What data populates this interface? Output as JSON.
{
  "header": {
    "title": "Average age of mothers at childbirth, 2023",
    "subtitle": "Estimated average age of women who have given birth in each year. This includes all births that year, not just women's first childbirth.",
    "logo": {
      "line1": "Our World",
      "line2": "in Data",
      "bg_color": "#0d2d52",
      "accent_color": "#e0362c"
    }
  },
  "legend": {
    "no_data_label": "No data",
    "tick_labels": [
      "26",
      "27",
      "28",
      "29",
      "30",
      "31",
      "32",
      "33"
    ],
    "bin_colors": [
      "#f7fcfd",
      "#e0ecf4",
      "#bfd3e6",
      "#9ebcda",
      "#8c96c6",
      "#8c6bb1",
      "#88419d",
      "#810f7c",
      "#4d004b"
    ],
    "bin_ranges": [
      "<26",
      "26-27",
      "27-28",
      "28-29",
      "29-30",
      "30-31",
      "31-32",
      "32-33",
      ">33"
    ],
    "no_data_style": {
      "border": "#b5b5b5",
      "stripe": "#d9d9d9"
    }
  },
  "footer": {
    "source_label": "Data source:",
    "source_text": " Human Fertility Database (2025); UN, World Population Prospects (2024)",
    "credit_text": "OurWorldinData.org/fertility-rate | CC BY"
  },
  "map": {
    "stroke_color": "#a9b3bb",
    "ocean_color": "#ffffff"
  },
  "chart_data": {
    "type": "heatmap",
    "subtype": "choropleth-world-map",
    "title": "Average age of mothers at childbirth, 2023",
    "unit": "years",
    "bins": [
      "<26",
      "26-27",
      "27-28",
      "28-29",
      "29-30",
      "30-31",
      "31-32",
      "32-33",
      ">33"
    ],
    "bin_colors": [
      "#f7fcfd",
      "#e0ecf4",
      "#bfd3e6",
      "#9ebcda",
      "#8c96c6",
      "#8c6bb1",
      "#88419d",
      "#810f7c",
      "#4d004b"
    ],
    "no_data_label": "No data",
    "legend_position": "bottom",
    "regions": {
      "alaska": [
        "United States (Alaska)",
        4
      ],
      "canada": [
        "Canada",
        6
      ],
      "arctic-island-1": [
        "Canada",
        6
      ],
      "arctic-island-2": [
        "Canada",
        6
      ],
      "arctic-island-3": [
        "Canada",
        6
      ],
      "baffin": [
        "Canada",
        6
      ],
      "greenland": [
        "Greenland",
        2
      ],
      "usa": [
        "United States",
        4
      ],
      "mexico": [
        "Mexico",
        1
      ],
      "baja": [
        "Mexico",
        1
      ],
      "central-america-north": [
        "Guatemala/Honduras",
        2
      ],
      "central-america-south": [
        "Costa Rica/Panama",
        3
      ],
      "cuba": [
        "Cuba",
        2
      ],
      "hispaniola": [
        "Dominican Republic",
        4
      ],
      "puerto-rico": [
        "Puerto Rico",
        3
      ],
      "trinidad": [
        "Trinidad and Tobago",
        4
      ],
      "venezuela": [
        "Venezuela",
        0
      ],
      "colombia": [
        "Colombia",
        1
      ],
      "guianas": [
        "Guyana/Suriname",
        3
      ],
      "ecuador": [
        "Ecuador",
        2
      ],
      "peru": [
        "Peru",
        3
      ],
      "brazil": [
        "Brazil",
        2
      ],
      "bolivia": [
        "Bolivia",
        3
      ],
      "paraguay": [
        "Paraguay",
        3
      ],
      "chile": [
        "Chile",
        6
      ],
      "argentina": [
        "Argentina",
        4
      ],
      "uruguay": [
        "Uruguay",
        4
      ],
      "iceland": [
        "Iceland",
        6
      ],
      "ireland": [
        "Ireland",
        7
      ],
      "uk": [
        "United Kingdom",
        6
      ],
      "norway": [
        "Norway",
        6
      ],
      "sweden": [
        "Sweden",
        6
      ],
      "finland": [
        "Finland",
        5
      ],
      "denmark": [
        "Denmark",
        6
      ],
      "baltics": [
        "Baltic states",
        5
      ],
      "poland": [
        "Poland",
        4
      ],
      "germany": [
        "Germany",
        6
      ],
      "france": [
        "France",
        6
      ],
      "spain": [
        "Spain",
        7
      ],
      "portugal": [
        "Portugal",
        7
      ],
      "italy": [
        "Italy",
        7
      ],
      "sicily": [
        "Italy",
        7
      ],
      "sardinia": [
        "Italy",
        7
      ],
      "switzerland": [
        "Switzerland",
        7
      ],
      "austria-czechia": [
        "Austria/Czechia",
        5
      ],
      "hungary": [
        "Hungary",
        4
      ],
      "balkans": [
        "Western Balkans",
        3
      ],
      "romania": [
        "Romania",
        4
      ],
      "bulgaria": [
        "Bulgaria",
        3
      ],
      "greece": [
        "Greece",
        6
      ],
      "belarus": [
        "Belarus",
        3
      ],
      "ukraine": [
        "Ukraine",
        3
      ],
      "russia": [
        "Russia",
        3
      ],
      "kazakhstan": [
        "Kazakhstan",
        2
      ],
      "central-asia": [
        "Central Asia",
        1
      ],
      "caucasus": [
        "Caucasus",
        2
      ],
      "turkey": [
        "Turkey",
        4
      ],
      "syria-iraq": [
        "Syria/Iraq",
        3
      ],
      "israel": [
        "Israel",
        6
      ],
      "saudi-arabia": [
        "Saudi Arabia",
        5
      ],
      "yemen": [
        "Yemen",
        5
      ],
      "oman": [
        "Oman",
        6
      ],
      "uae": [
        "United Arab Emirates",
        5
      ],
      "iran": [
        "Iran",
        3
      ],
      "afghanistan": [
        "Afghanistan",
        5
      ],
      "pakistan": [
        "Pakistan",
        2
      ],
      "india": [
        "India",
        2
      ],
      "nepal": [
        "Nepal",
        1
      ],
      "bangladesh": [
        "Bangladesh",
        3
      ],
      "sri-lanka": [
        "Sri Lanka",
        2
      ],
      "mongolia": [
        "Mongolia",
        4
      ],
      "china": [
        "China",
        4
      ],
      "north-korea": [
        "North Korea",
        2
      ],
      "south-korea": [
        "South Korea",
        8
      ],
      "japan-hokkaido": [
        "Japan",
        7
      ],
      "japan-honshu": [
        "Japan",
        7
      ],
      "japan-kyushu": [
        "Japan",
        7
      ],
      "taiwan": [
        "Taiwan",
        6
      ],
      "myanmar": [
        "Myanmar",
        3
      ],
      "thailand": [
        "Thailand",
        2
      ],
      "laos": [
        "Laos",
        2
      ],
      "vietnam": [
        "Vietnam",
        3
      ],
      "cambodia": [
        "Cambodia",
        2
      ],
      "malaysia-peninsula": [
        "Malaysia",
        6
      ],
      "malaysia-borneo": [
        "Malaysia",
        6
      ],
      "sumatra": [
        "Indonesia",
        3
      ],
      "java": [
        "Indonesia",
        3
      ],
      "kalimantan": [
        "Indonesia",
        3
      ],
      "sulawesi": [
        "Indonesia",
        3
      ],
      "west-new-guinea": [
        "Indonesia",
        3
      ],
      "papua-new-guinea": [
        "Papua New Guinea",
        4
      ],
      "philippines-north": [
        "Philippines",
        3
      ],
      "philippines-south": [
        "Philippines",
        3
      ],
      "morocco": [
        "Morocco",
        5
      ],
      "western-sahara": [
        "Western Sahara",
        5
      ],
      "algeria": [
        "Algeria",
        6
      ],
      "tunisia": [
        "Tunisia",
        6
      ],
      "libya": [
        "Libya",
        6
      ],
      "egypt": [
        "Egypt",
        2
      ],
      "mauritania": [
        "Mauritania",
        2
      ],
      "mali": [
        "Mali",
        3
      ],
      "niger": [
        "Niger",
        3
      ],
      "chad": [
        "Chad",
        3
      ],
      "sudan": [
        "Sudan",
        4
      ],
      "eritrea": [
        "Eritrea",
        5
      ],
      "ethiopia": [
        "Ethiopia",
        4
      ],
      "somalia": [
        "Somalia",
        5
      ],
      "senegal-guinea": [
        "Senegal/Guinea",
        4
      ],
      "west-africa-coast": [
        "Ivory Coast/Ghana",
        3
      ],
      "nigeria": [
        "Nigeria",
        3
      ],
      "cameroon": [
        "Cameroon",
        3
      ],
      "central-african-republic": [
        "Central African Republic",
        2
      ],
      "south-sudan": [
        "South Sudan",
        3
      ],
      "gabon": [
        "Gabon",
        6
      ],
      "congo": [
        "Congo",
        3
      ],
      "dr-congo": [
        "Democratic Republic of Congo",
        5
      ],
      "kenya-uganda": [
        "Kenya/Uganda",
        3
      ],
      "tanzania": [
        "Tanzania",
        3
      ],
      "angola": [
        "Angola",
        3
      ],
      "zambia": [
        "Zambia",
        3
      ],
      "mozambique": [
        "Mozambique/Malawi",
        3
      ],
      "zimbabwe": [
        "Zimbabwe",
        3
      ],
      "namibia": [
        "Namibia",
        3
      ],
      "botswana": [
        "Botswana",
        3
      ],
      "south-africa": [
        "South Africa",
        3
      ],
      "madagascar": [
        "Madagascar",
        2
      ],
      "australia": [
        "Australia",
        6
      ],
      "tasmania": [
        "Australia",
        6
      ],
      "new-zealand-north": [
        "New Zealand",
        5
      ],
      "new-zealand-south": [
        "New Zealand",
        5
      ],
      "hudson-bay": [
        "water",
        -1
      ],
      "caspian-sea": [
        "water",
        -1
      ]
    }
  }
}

## What is being asked
Gather all lines from the listing above in which "america" occurs.

## Exercise output
      "central-america-north": [
      "central-america-south": [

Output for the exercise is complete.